▶ **ENTRIES SUPPLIED**
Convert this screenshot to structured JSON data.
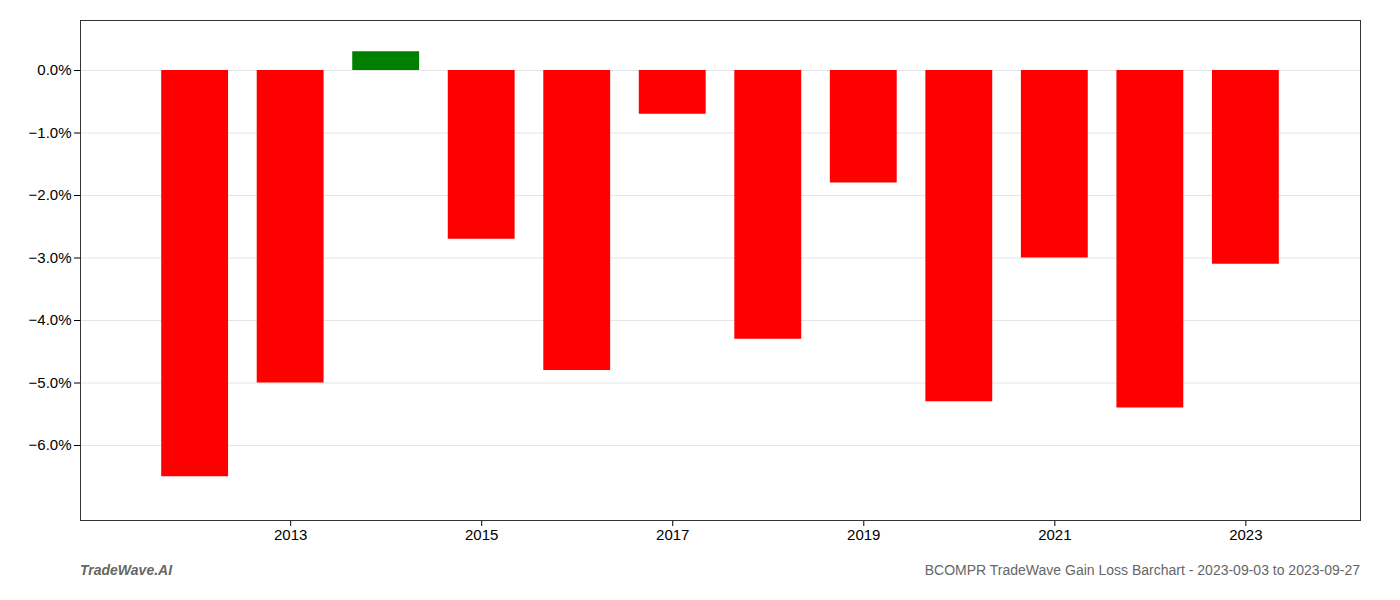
{
  "chart_data": {
    "type": "bar",
    "x": [
      2012,
      2013,
      2014,
      2015,
      2016,
      2017,
      2018,
      2019,
      2020,
      2021,
      2022,
      2023
    ],
    "values": [
      -0.065,
      -0.05,
      0.003,
      -0.027,
      -0.048,
      -0.007,
      -0.043,
      -0.018,
      -0.053,
      -0.03,
      -0.054,
      -0.031
    ],
    "colors": [
      "#ff0000",
      "#ff0000",
      "#008000",
      "#ff0000",
      "#ff0000",
      "#ff0000",
      "#ff0000",
      "#ff0000",
      "#ff0000",
      "#ff0000",
      "#ff0000",
      "#ff0000"
    ],
    "xlim": [
      2010.8,
      2024.2
    ],
    "xticks": [
      2013,
      2015,
      2017,
      2019,
      2021,
      2023
    ],
    "ylim": [
      -0.072,
      0.008
    ],
    "yticks": [
      {
        "value": 0.0,
        "label": "0.0%"
      },
      {
        "value": -0.01,
        "label": "−1.0%"
      },
      {
        "value": -0.02,
        "label": "−2.0%"
      },
      {
        "value": -0.03,
        "label": "−3.0%"
      },
      {
        "value": -0.04,
        "label": "−4.0%"
      },
      {
        "value": -0.05,
        "label": "−5.0%"
      },
      {
        "value": -0.06,
        "label": "−6.0%"
      }
    ],
    "grid": true,
    "annotations": [
      "TradeWave.AI",
      "BCOMPR TradeWave Gain Loss Barchart - 2023-09-03 to 2023-09-27"
    ]
  }
}
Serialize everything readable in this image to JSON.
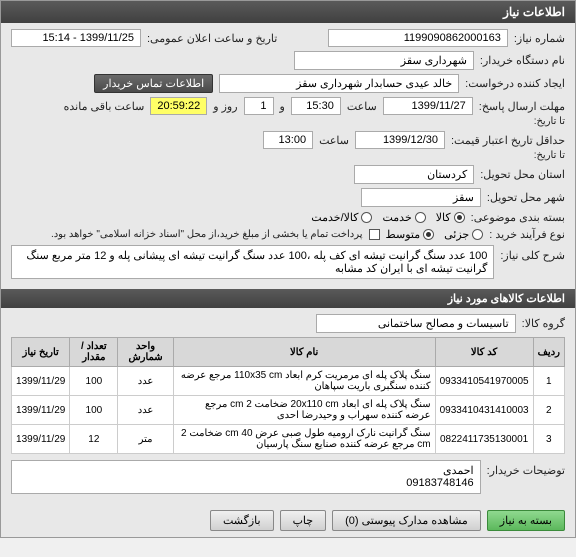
{
  "header": {
    "title": "اطلاعات نیاز"
  },
  "fields": {
    "need_number_label": "شماره نیاز:",
    "need_number": "1199090862000163",
    "public_time_label": "تاریخ و ساعت اعلان عمومی:",
    "public_time": "1399/11/25 - 15:14",
    "buyer_org_label": "نام دستگاه خریدار:",
    "buyer_org": "شهرداری سقز",
    "creator_label": "ایجاد کننده درخواست:",
    "creator": "خالد عیدی حسابدار شهرداری سقز",
    "contact_btn": "اطلاعات تماس خریدار",
    "deadline_label": "مهلت ارسال پاسخ:",
    "deadline_until_label": "تا تاریخ:",
    "deadline_date": "1399/11/27",
    "time_label": "ساعت",
    "deadline_time": "15:30",
    "and_label": "و",
    "day_label": "روز و",
    "days_remaining": "1",
    "countdown": "20:59:22",
    "remaining_label": "ساعت باقی مانده",
    "min_validity_label": "حداقل تاریخ اعتبار قیمت:",
    "min_validity_until_label": "تا تاریخ:",
    "validity_date": "1399/12/30",
    "validity_time": "13:00",
    "delivery_province_label": "استان محل تحویل:",
    "delivery_province": "کردستان",
    "delivery_city_label": "شهر محل تحویل:",
    "delivery_city": "سقز",
    "package_label": "بسته بندی موضوعی:",
    "radio_goods": "کالا",
    "radio_service": "خدمت",
    "radio_both": "کالا/خدمت",
    "process_label": "نوع فرآیند خرید :",
    "radio_small": "جزئی",
    "radio_medium": "متوسط",
    "process_note": "پرداخت تمام یا بخشی از مبلغ خرید،از محل \"اسناد خزانه اسلامی\" خواهد بود.",
    "subject_label": "شرح کلی نیاز:",
    "subject_text": "100 عدد سنگ گرانیت تیشه ای کف پله ،100 عدد سنگ گرانیت تیشه ای پیشانی پله و 12 متر مربع سنگ گرانیت تیشه ای با ایران کد مشابه"
  },
  "items_header": "اطلاعات کالاهای مورد نیاز",
  "items": {
    "group_label": "گروه کالا:",
    "group_value": "تاسیسات و مصالح ساختمانی",
    "columns": {
      "row": "ردیف",
      "code": "کد کالا",
      "name": "نام کالا",
      "unit": "واحد شمارش",
      "qty": "تعداد / مقدار",
      "date": "تاریخ نیاز"
    },
    "rows": [
      {
        "idx": "1",
        "code": "0933410541970005",
        "name": "سنگ پلاک پله ای مرمریت کرم ابعاد 110x35 cm مرجع عرضه کننده سنگبری باریت سپاهان",
        "unit": "عدد",
        "qty": "100",
        "date": "1399/11/29"
      },
      {
        "idx": "2",
        "code": "0933410431410003",
        "name": "سنگ پلاک پله ای ابعاد 20x110 cm ضخامت 2 cm مرجع عرضه کننده سهراب و وحیدرضا احدی",
        "unit": "عدد",
        "qty": "100",
        "date": "1399/11/29"
      },
      {
        "idx": "3",
        "code": "0822411735130001",
        "name": "سنگ گرانیت نارک ارومیه طول صبی عرض 40 cm ضخامت 2 cm مرجع عرضه کننده صنایع سنگ پارسیان",
        "unit": "متر",
        "qty": "12",
        "date": "1399/11/29"
      }
    ]
  },
  "buyer_notes": {
    "label": "توضیحات خریدار:",
    "text": "احمدی\n09183748146"
  },
  "footer": {
    "back": "بسته به نیاز",
    "attachments_btn": "مشاهده مدارک پیوستی",
    "attachments_count": "(0)",
    "print": "چاپ",
    "return": "بازگشت"
  },
  "colors": {
    "header_bg": "#4a4a4a",
    "yellow": "#ffff66",
    "green": "#5cb85c"
  }
}
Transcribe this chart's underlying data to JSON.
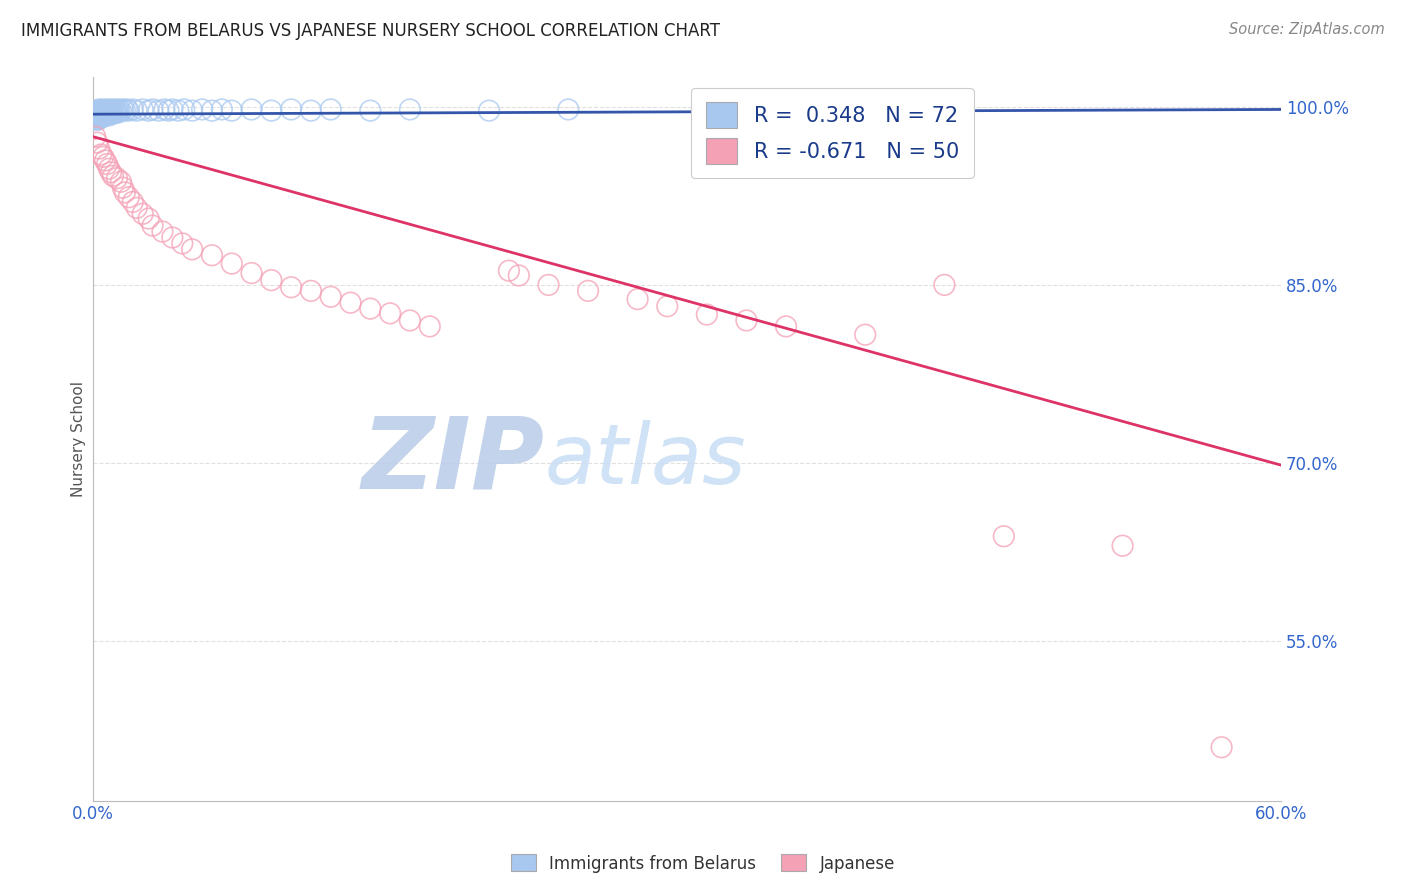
{
  "title": "IMMIGRANTS FROM BELARUS VS JAPANESE NURSERY SCHOOL CORRELATION CHART",
  "source": "Source: ZipAtlas.com",
  "ylabel": "Nursery School",
  "ytick_labels": [
    "100.0%",
    "85.0%",
    "70.0%",
    "55.0%"
  ],
  "ytick_values": [
    1.0,
    0.85,
    0.7,
    0.55
  ],
  "xlim": [
    0.0,
    0.6
  ],
  "ylim": [
    0.415,
    1.025
  ],
  "legend_blue_R": "R =  0.348",
  "legend_blue_N": "N = 72",
  "legend_pink_R": "R = -0.671",
  "legend_pink_N": "N = 50",
  "blue_color": "#a8c8f0",
  "pink_color": "#f4a0b5",
  "blue_line_color": "#3355aa",
  "pink_line_color": "#dd3366",
  "legend_text_color": "#1a3a8a",
  "grid_color": "#cccccc",
  "title_color": "#222222",
  "source_color": "#888888",
  "watermark_zip_color": "#b8cce8",
  "watermark_atlas_color": "#c8ddf5",
  "blue_scatter": [
    [
      0.001,
      0.996
    ],
    [
      0.001,
      0.994
    ],
    [
      0.001,
      0.992
    ],
    [
      0.001,
      0.99
    ],
    [
      0.002,
      0.997
    ],
    [
      0.002,
      0.995
    ],
    [
      0.002,
      0.993
    ],
    [
      0.002,
      0.991
    ],
    [
      0.002,
      0.989
    ],
    [
      0.003,
      0.998
    ],
    [
      0.003,
      0.996
    ],
    [
      0.003,
      0.994
    ],
    [
      0.003,
      0.992
    ],
    [
      0.003,
      0.99
    ],
    [
      0.004,
      0.997
    ],
    [
      0.004,
      0.995
    ],
    [
      0.004,
      0.993
    ],
    [
      0.004,
      0.991
    ],
    [
      0.005,
      0.998
    ],
    [
      0.005,
      0.996
    ],
    [
      0.005,
      0.994
    ],
    [
      0.005,
      0.992
    ],
    [
      0.006,
      0.997
    ],
    [
      0.006,
      0.995
    ],
    [
      0.006,
      0.993
    ],
    [
      0.007,
      0.998
    ],
    [
      0.007,
      0.996
    ],
    [
      0.007,
      0.994
    ],
    [
      0.008,
      0.997
    ],
    [
      0.008,
      0.995
    ],
    [
      0.008,
      0.993
    ],
    [
      0.009,
      0.998
    ],
    [
      0.009,
      0.996
    ],
    [
      0.009,
      0.994
    ],
    [
      0.01,
      0.997
    ],
    [
      0.01,
      0.995
    ],
    [
      0.011,
      0.998
    ],
    [
      0.011,
      0.996
    ],
    [
      0.012,
      0.997
    ],
    [
      0.012,
      0.995
    ],
    [
      0.013,
      0.998
    ],
    [
      0.013,
      0.996
    ],
    [
      0.014,
      0.997
    ],
    [
      0.015,
      0.998
    ],
    [
      0.016,
      0.997
    ],
    [
      0.017,
      0.998
    ],
    [
      0.018,
      0.997
    ],
    [
      0.02,
      0.998
    ],
    [
      0.022,
      0.997
    ],
    [
      0.025,
      0.998
    ],
    [
      0.028,
      0.997
    ],
    [
      0.03,
      0.998
    ],
    [
      0.033,
      0.997
    ],
    [
      0.036,
      0.998
    ],
    [
      0.038,
      0.997
    ],
    [
      0.04,
      0.998
    ],
    [
      0.043,
      0.997
    ],
    [
      0.046,
      0.998
    ],
    [
      0.05,
      0.997
    ],
    [
      0.055,
      0.998
    ],
    [
      0.06,
      0.997
    ],
    [
      0.065,
      0.998
    ],
    [
      0.07,
      0.997
    ],
    [
      0.08,
      0.998
    ],
    [
      0.09,
      0.997
    ],
    [
      0.1,
      0.998
    ],
    [
      0.11,
      0.997
    ],
    [
      0.12,
      0.998
    ],
    [
      0.14,
      0.997
    ],
    [
      0.16,
      0.998
    ],
    [
      0.2,
      0.997
    ],
    [
      0.24,
      0.998
    ]
  ],
  "pink_scatter": [
    [
      0.001,
      0.975
    ],
    [
      0.002,
      0.97
    ],
    [
      0.003,
      0.965
    ],
    [
      0.004,
      0.96
    ],
    [
      0.005,
      0.958
    ],
    [
      0.006,
      0.955
    ],
    [
      0.007,
      0.952
    ],
    [
      0.008,
      0.948
    ],
    [
      0.009,
      0.945
    ],
    [
      0.01,
      0.942
    ],
    [
      0.012,
      0.94
    ],
    [
      0.014,
      0.937
    ],
    [
      0.015,
      0.932
    ],
    [
      0.016,
      0.928
    ],
    [
      0.018,
      0.924
    ],
    [
      0.02,
      0.92
    ],
    [
      0.022,
      0.915
    ],
    [
      0.025,
      0.91
    ],
    [
      0.028,
      0.906
    ],
    [
      0.03,
      0.9
    ],
    [
      0.035,
      0.895
    ],
    [
      0.04,
      0.89
    ],
    [
      0.045,
      0.885
    ],
    [
      0.05,
      0.88
    ],
    [
      0.06,
      0.875
    ],
    [
      0.07,
      0.868
    ],
    [
      0.08,
      0.86
    ],
    [
      0.09,
      0.854
    ],
    [
      0.1,
      0.848
    ],
    [
      0.11,
      0.845
    ],
    [
      0.12,
      0.84
    ],
    [
      0.13,
      0.835
    ],
    [
      0.14,
      0.83
    ],
    [
      0.15,
      0.826
    ],
    [
      0.16,
      0.82
    ],
    [
      0.17,
      0.815
    ],
    [
      0.21,
      0.862
    ],
    [
      0.215,
      0.858
    ],
    [
      0.23,
      0.85
    ],
    [
      0.25,
      0.845
    ],
    [
      0.275,
      0.838
    ],
    [
      0.29,
      0.832
    ],
    [
      0.31,
      0.825
    ],
    [
      0.33,
      0.82
    ],
    [
      0.35,
      0.815
    ],
    [
      0.39,
      0.808
    ],
    [
      0.43,
      0.85
    ],
    [
      0.46,
      0.638
    ],
    [
      0.52,
      0.63
    ],
    [
      0.57,
      0.46
    ]
  ],
  "blue_trendline": [
    [
      0.0,
      0.994
    ],
    [
      0.6,
      0.998
    ]
  ],
  "pink_trendline": [
    [
      0.0,
      0.975
    ],
    [
      0.6,
      0.698
    ]
  ]
}
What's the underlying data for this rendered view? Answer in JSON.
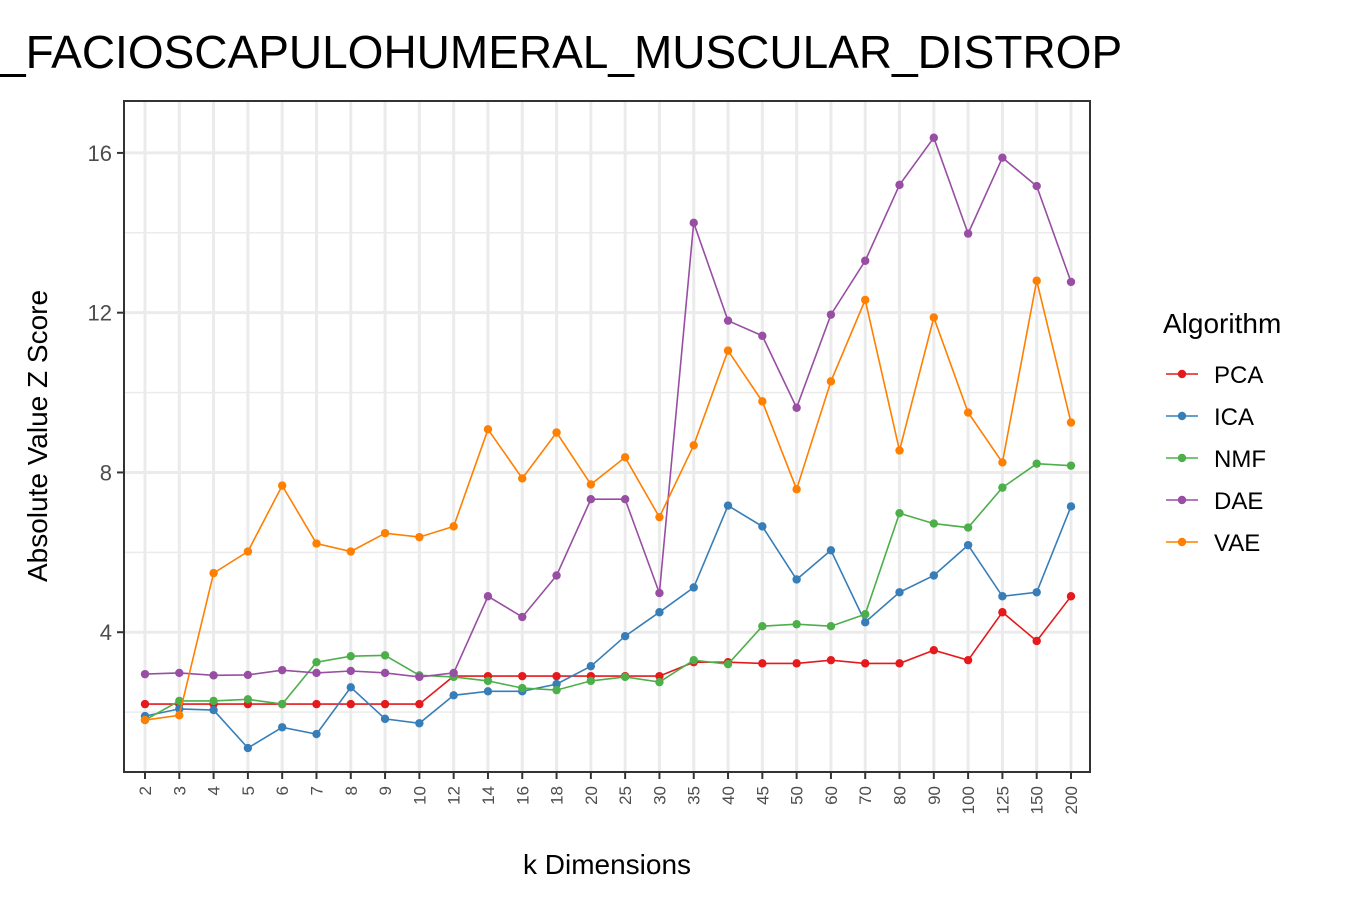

▶ **AIM OF THE EXERCISE**
Collect every line with the string "خریدار" from the records, and copy each.

▶ **CORRECT OUTPUT**
    "buyer_org_label": "نام دستگاه خریدار:",
    "contact_btn": "اطلاعات تماس خریدار",
    "label": "توضیحات خریدار:",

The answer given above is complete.